**RECORD LIST**

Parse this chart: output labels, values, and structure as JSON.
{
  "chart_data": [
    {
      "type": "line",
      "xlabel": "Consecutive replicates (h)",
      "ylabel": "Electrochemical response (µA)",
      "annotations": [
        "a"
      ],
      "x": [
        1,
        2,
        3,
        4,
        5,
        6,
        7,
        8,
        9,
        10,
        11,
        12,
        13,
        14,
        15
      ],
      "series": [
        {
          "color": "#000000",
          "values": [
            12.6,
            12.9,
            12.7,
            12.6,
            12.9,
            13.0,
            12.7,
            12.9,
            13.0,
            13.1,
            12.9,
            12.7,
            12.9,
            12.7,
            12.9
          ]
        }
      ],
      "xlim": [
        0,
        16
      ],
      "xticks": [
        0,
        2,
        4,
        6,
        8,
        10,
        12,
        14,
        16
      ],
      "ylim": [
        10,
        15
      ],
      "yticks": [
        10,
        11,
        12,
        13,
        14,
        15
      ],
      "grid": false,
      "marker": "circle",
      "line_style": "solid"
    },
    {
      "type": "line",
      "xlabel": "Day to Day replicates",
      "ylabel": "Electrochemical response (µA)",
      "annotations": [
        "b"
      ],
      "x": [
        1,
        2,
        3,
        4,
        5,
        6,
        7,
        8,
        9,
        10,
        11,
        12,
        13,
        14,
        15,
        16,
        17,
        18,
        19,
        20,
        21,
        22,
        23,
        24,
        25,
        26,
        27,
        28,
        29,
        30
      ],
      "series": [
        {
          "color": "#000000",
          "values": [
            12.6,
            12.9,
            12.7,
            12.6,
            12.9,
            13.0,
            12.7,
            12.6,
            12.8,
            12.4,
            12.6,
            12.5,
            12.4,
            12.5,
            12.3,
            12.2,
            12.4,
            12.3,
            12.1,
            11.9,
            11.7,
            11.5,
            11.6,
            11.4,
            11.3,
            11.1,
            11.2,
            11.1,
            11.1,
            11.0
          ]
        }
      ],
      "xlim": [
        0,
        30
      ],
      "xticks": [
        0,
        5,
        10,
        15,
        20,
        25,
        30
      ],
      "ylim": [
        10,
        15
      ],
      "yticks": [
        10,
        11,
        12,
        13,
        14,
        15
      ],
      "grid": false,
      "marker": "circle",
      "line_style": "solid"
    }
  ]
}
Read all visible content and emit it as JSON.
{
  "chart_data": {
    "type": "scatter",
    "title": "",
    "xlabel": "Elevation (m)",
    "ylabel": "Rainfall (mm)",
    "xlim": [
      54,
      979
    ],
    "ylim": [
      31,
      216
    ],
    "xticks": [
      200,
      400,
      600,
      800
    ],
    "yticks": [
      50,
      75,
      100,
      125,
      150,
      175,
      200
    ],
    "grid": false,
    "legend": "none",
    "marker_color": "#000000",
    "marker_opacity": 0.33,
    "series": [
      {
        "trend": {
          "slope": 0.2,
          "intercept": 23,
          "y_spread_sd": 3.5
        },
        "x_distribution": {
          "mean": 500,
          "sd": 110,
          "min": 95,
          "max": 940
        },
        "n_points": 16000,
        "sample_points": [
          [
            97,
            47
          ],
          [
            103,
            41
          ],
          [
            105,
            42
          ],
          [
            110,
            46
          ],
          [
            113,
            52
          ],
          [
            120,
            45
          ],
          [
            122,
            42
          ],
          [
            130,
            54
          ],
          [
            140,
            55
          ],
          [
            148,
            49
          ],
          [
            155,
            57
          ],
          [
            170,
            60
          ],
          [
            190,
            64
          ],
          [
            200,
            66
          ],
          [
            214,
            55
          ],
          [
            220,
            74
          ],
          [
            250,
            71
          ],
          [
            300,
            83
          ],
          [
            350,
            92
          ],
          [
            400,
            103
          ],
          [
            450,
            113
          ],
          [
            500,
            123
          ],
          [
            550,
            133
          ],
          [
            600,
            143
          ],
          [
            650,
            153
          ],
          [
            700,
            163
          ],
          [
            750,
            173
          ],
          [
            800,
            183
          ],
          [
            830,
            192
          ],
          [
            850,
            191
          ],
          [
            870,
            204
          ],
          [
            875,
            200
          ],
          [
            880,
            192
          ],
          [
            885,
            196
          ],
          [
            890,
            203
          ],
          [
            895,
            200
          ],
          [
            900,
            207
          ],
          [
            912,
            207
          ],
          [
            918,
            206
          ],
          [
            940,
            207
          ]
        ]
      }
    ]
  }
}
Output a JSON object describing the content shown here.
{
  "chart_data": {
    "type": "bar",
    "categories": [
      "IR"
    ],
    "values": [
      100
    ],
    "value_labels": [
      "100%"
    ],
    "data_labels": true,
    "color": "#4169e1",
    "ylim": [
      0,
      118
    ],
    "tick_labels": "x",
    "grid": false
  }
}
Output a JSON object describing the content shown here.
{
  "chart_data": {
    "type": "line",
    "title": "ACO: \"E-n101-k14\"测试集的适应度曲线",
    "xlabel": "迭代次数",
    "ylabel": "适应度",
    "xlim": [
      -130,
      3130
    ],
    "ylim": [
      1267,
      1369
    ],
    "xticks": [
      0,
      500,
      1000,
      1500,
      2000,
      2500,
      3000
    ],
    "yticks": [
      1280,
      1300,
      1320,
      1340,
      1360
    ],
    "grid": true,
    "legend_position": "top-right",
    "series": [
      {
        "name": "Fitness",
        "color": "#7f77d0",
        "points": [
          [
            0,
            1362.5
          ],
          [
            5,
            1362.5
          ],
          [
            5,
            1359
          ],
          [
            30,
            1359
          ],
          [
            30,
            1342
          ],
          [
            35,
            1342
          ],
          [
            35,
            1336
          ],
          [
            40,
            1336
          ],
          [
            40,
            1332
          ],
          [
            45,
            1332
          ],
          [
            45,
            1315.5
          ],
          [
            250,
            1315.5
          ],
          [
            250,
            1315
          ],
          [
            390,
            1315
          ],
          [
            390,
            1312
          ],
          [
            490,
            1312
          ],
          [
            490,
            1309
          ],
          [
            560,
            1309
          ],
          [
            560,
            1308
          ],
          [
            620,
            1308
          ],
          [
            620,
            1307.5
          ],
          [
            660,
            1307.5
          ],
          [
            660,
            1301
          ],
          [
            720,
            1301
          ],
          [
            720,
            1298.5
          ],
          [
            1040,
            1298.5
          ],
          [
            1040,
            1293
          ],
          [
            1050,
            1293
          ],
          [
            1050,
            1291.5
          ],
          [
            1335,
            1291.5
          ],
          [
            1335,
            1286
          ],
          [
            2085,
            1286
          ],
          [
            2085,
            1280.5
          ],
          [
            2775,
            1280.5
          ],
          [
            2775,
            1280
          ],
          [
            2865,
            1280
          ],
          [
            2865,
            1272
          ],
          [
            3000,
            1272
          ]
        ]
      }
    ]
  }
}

**SHORT PROBLEM**
Copy out all of the records above with nothing altered.

**RESULT FOR THIS TASK**
Parse this chart: output labels, values, and structure as JSON.
{
  "chart_data": [
    {
      "type": "line",
      "xlabel": "Consecutive replicates (h)",
      "ylabel": "Electrochemical response (µA)",
      "annotations": [
        "a"
      ],
      "x": [
        1,
        2,
        3,
        4,
        5,
        6,
        7,
        8,
        9,
        10,
        11,
        12,
        13,
        14,
        15
      ],
      "series": [
        {
          "color": "#000000",
          "values": [
            12.6,
            12.9,
            12.7,
            12.6,
            12.9,
            13.0,
            12.7,
            12.9,
            13.0,
            13.1,
            12.9,
            12.7,
            12.9,
            12.7,
            12.9
          ]
        }
      ],
      "xlim": [
        0,
        16
      ],
      "xticks": [
        0,
        2,
        4,
        6,
        8,
        10,
        12,
        14,
        16
      ],
      "ylim": [
        10,
        15
      ],
      "yticks": [
        10,
        11,
        12,
        13,
        14,
        15
      ],
      "grid": false,
      "marker": "circle",
      "line_style": "solid"
    },
    {
      "type": "line",
      "xlabel": "Day to Day replicates",
      "ylabel": "Electrochemical response (µA)",
      "annotations": [
        "b"
      ],
      "x": [
        1,
        2,
        3,
        4,
        5,
        6,
        7,
        8,
        9,
        10,
        11,
        12,
        13,
        14,
        15,
        16,
        17,
        18,
        19,
        20,
        21,
        22,
        23,
        24,
        25,
        26,
        27,
        28,
        29,
        30
      ],
      "series": [
        {
          "color": "#000000",
          "values": [
            12.6,
            12.9,
            12.7,
            12.6,
            12.9,
            13.0,
            12.7,
            12.6,
            12.8,
            12.4,
            12.6,
            12.5,
            12.4,
            12.5,
            12.3,
            12.2,
            12.4,
            12.3,
            12.1,
            11.9,
            11.7,
            11.5,
            11.6,
            11.4,
            11.3,
            11.1,
            11.2,
            11.1,
            11.1,
            11.0
          ]
        }
      ],
      "xlim": [
        0,
        30
      ],
      "xticks": [
        0,
        5,
        10,
        15,
        20,
        25,
        30
      ],
      "ylim": [
        10,
        15
      ],
      "yticks": [
        10,
        11,
        12,
        13,
        14,
        15
      ],
      "grid": false,
      "marker": "circle",
      "line_style": "solid"
    }
  ]
}
Read all visible content and emit it as JSON.
{
  "chart_data": {
    "type": "scatter",
    "title": "",
    "xlabel": "Elevation (m)",
    "ylabel": "Rainfall (mm)",
    "xlim": [
      54,
      979
    ],
    "ylim": [
      31,
      216
    ],
    "xticks": [
      200,
      400,
      600,
      800
    ],
    "yticks": [
      50,
      75,
      100,
      125,
      150,
      175,
      200
    ],
    "grid": false,
    "legend": "none",
    "marker_color": "#000000",
    "marker_opacity": 0.33,
    "series": [
      {
        "trend": {
          "slope": 0.2,
          "intercept": 23,
          "y_spread_sd": 3.5
        },
        "x_distribution": {
          "mean": 500,
          "sd": 110,
          "min": 95,
          "max": 940
        },
        "n_points": 16000,
        "sample_points": [
          [
            97,
            47
          ],
          [
            103,
            41
          ],
          [
            105,
            42
          ],
          [
            110,
            46
          ],
          [
            113,
            52
          ],
          [
            120,
            45
          ],
          [
            122,
            42
          ],
          [
            130,
            54
          ],
          [
            140,
            55
          ],
          [
            148,
            49
          ],
          [
            155,
            57
          ],
          [
            170,
            60
          ],
          [
            190,
            64
          ],
          [
            200,
            66
          ],
          [
            214,
            55
          ],
          [
            220,
            74
          ],
          [
            250,
            71
          ],
          [
            300,
            83
          ],
          [
            350,
            92
          ],
          [
            400,
            103
          ],
          [
            450,
            113
          ],
          [
            500,
            123
          ],
          [
            550,
            133
          ],
          [
            600,
            143
          ],
          [
            650,
            153
          ],
          [
            700,
            163
          ],
          [
            750,
            173
          ],
          [
            800,
            183
          ],
          [
            830,
            192
          ],
          [
            850,
            191
          ],
          [
            870,
            204
          ],
          [
            875,
            200
          ],
          [
            880,
            192
          ],
          [
            885,
            196
          ],
          [
            890,
            203
          ],
          [
            895,
            200
          ],
          [
            900,
            207
          ],
          [
            912,
            207
          ],
          [
            918,
            206
          ],
          [
            940,
            207
          ]
        ]
      }
    ]
  }
}
Output a JSON object describing the content shown here.
{
  "chart_data": {
    "type": "bar",
    "categories": [
      "IR"
    ],
    "values": [
      100
    ],
    "value_labels": [
      "100%"
    ],
    "data_labels": true,
    "color": "#4169e1",
    "ylim": [
      0,
      118
    ],
    "tick_labels": "x",
    "grid": false
  }
}
Output a JSON object describing the content shown here.
{
  "chart_data": {
    "type": "line",
    "title": "ACO: \"E-n101-k14\"测试集的适应度曲线",
    "xlabel": "迭代次数",
    "ylabel": "适应度",
    "xlim": [
      -130,
      3130
    ],
    "ylim": [
      1267,
      1369
    ],
    "xticks": [
      0,
      500,
      1000,
      1500,
      2000,
      2500,
      3000
    ],
    "yticks": [
      1280,
      1300,
      1320,
      1340,
      1360
    ],
    "grid": true,
    "legend_position": "top-right",
    "series": [
      {
        "name": "Fitness",
        "color": "#7f77d0",
        "points": [
          [
            0,
            1362.5
          ],
          [
            5,
            1362.5
          ],
          [
            5,
            1359
          ],
          [
            30,
            1359
          ],
          [
            30,
            1342
          ],
          [
            35,
            1342
          ],
          [
            35,
            1336
          ],
          [
            40,
            1336
          ],
          [
            40,
            1332
          ],
          [
            45,
            1332
          ],
          [
            45,
            1315.5
          ],
          [
            250,
            1315.5
          ],
          [
            250,
            1315
          ],
          [
            390,
            1315
          ],
          [
            390,
            1312
          ],
          [
            490,
            1312
          ],
          [
            490,
            1309
          ],
          [
            560,
            1309
          ],
          [
            560,
            1308
          ],
          [
            620,
            1308
          ],
          [
            620,
            1307.5
          ],
          [
            660,
            1307.5
          ],
          [
            660,
            1301
          ],
          [
            720,
            1301
          ],
          [
            720,
            1298.5
          ],
          [
            1040,
            1298.5
          ],
          [
            1040,
            1293
          ],
          [
            1050,
            1293
          ],
          [
            1050,
            1291.5
          ],
          [
            1335,
            1291.5
          ],
          [
            1335,
            1286
          ],
          [
            2085,
            1286
          ],
          [
            2085,
            1280.5
          ],
          [
            2775,
            1280.5
          ],
          [
            2775,
            1280
          ],
          [
            2865,
            1280
          ],
          [
            2865,
            1272
          ],
          [
            3000,
            1272
          ]
        ]
      }
    ]
  }
}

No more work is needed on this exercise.